All of the records below should be output exactly.

#### Data entries for graphics
— BEGIN —
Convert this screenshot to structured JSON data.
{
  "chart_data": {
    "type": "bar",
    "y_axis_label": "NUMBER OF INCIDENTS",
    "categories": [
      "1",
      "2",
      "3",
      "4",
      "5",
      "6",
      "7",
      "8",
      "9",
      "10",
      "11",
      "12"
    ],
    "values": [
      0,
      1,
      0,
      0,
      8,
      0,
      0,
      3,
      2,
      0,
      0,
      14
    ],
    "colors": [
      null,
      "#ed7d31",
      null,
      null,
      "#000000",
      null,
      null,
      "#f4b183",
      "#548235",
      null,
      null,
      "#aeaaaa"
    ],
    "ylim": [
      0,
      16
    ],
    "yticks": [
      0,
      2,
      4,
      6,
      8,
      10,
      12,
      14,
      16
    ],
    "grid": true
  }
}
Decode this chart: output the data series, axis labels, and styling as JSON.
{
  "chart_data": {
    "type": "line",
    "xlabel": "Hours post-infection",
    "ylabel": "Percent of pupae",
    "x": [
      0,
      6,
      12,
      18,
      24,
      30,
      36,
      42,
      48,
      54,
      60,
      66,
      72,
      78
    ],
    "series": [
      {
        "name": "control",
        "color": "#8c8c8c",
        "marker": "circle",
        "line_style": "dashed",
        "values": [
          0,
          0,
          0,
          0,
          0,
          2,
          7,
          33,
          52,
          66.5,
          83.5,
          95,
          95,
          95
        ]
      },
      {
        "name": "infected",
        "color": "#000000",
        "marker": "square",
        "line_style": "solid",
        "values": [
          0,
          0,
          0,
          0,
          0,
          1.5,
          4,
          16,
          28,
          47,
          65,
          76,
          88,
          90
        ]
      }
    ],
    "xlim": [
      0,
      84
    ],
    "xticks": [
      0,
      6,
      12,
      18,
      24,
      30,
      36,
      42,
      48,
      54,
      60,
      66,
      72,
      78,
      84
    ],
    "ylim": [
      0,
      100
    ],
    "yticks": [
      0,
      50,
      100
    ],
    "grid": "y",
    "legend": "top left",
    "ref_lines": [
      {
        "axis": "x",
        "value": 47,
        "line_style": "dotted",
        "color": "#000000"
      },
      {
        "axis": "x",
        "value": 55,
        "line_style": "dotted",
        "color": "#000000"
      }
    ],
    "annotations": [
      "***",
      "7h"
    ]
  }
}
— END —
#### FULL SOLUTION
Convert this screenshot to structured JSON data.
{
  "chart_data": {
    "type": "bar",
    "y_axis_label": "NUMBER OF INCIDENTS",
    "categories": [
      "1",
      "2",
      "3",
      "4",
      "5",
      "6",
      "7",
      "8",
      "9",
      "10",
      "11",
      "12"
    ],
    "values": [
      0,
      1,
      0,
      0,
      8,
      0,
      0,
      3,
      2,
      0,
      0,
      14
    ],
    "colors": [
      null,
      "#ed7d31",
      null,
      null,
      "#000000",
      null,
      null,
      "#f4b183",
      "#548235",
      null,
      null,
      "#aeaaaa"
    ],
    "ylim": [
      0,
      16
    ],
    "yticks": [
      0,
      2,
      4,
      6,
      8,
      10,
      12,
      14,
      16
    ],
    "grid": true
  }
}
Decode this chart: output the data series, axis labels, and styling as JSON.
{
  "chart_data": {
    "type": "line",
    "xlabel": "Hours post-infection",
    "ylabel": "Percent of pupae",
    "x": [
      0,
      6,
      12,
      18,
      24,
      30,
      36,
      42,
      48,
      54,
      60,
      66,
      72,
      78
    ],
    "series": [
      {
        "name": "control",
        "color": "#8c8c8c",
        "marker": "circle",
        "line_style": "dashed",
        "values": [
          0,
          0,
          0,
          0,
          0,
          2,
          7,
          33,
          52,
          66.5,
          83.5,
          95,
          95,
          95
        ]
      },
      {
        "name": "infected",
        "color": "#000000",
        "marker": "square",
        "line_style": "solid",
        "values": [
          0,
          0,
          0,
          0,
          0,
          1.5,
          4,
          16,
          28,
          47,
          65,
          76,
          88,
          90
        ]
      }
    ],
    "xlim": [
      0,
      84
    ],
    "xticks": [
      0,
      6,
      12,
      18,
      24,
      30,
      36,
      42,
      48,
      54,
      60,
      66,
      72,
      78,
      84
    ],
    "ylim": [
      0,
      100
    ],
    "yticks": [
      0,
      50,
      100
    ],
    "grid": "y",
    "legend": "top left",
    "ref_lines": [
      {
        "axis": "x",
        "value": 47,
        "line_style": "dotted",
        "color": "#000000"
      },
      {
        "axis": "x",
        "value": 55,
        "line_style": "dotted",
        "color": "#000000"
      }
    ],
    "annotations": [
      "***",
      "7h"
    ]
  }
}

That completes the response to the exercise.